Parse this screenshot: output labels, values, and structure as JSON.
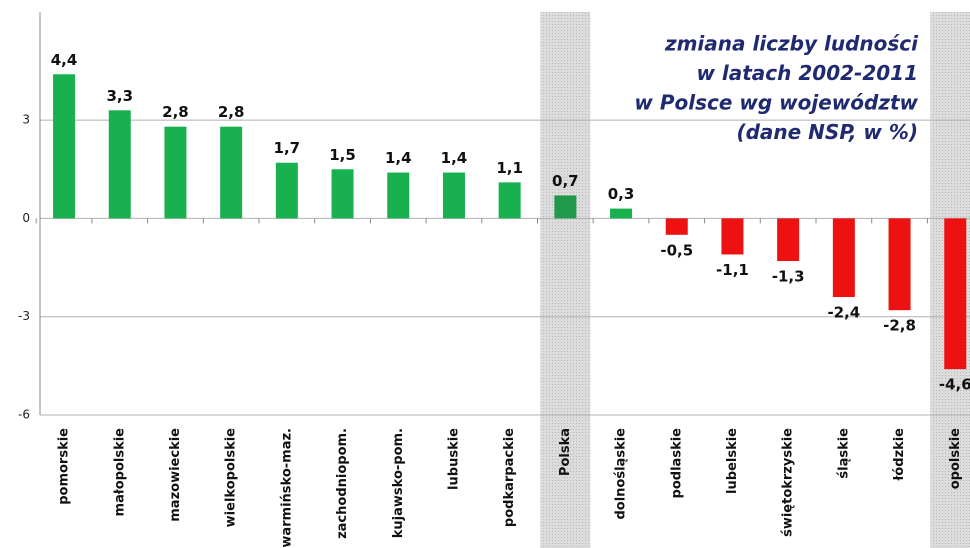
{
  "chart_data": {
    "type": "bar",
    "title": [
      "zmiana liczby ludności",
      "w latach 2002-2011",
      "w Polsce wg województw",
      "(dane NSP, w %)"
    ],
    "categories": [
      "pomorskie",
      "małopolskie",
      "mazowieckie",
      "wielkopolskie",
      "warmińsko-maz.",
      "zachodniopom.",
      "kujawsko-pom.",
      "lubuskie",
      "podkarpackie",
      "Polska",
      "dolnośląskie",
      "podlaskie",
      "lubelskie",
      "świętokrzyskie",
      "śląskie",
      "łódzkie",
      "opolskie"
    ],
    "values": [
      4.4,
      3.3,
      2.8,
      2.8,
      1.7,
      1.5,
      1.4,
      1.4,
      1.1,
      0.7,
      0.3,
      -0.5,
      -1.1,
      -1.3,
      -2.4,
      -2.8,
      -4.6
    ],
    "value_labels": [
      "4,4",
      "3,3",
      "2,8",
      "2,8",
      "1,7",
      "1,5",
      "1,4",
      "1,4",
      "1,1",
      "0,7",
      "0,3",
      "-0,5",
      "-1,1",
      "-1,3",
      "-2,4",
      "-2,8",
      "-4,6"
    ],
    "colors": [
      "#19b04f",
      "#19b04f",
      "#19b04f",
      "#19b04f",
      "#19b04f",
      "#19b04f",
      "#19b04f",
      "#19b04f",
      "#19b04f",
      "#21994a",
      "#19b04f",
      "#ee1111",
      "#ee1111",
      "#ee1111",
      "#ee1111",
      "#ee1111",
      "#ee1111"
    ],
    "highlighted": [
      9,
      16
    ],
    "ylim": [
      -6,
      6.3
    ],
    "yticks": [
      -6,
      -3,
      0,
      3
    ],
    "grid": true
  }
}
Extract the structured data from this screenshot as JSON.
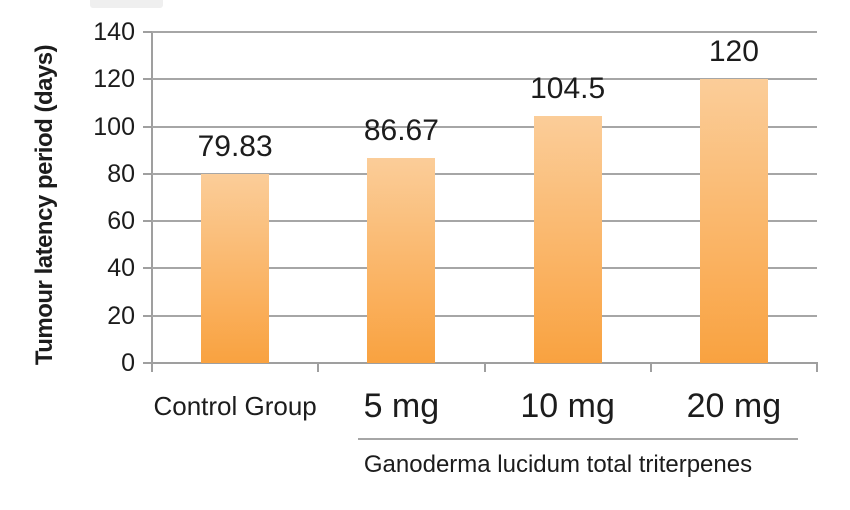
{
  "chart_data": {
    "type": "bar",
    "categories": [
      "Control Group",
      "5 mg",
      "10 mg",
      "20 mg"
    ],
    "values": [
      79.83,
      86.67,
      104.5,
      120
    ],
    "value_labels": [
      "79.83",
      "86.67",
      "104.5",
      "120"
    ],
    "ylabel": "Tumour latency period (days)",
    "xlabel": "",
    "yticks": [
      0,
      20,
      40,
      60,
      80,
      100,
      120,
      140
    ],
    "ylim": [
      0,
      140
    ],
    "grid": true,
    "legend": false,
    "group_label": "Ganoderma lucidum total triterpenes",
    "group_categories": [
      "5 mg",
      "10 mg",
      "20 mg"
    ],
    "colors": {
      "bar_gradient_top": "#fbcd99",
      "bar_gradient_bottom": "#f9a240",
      "gridline": "#a6a6a6",
      "axis": "#9f9f9f",
      "text": "#1c1c1c",
      "background": "#ffffff",
      "artifact": "#efefef"
    }
  }
}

TASK TO CARRY OUT: Everything from the line containing "Extract the structured" to the last line of the listing above must be reproduced exactly, with no pictures included.

EXERCISE RESPONSE:
Extract the structured data from this screenshot as JSON.
{
  "chart_data": {
    "type": "bar",
    "categories": [
      "Control Group",
      "5 mg",
      "10 mg",
      "20 mg"
    ],
    "values": [
      79.83,
      86.67,
      104.5,
      120
    ],
    "value_labels": [
      "79.83",
      "86.67",
      "104.5",
      "120"
    ],
    "ylabel": "Tumour latency period (days)",
    "xlabel": "",
    "yticks": [
      0,
      20,
      40,
      60,
      80,
      100,
      120,
      140
    ],
    "ylim": [
      0,
      140
    ],
    "grid": true,
    "legend": false,
    "group_label": "Ganoderma lucidum total triterpenes",
    "group_categories": [
      "5 mg",
      "10 mg",
      "20 mg"
    ],
    "colors": {
      "bar_gradient_top": "#fbcd99",
      "bar_gradient_bottom": "#f9a240",
      "gridline": "#a6a6a6",
      "axis": "#9f9f9f",
      "text": "#1c1c1c",
      "background": "#ffffff",
      "artifact": "#efefef"
    }
  }
}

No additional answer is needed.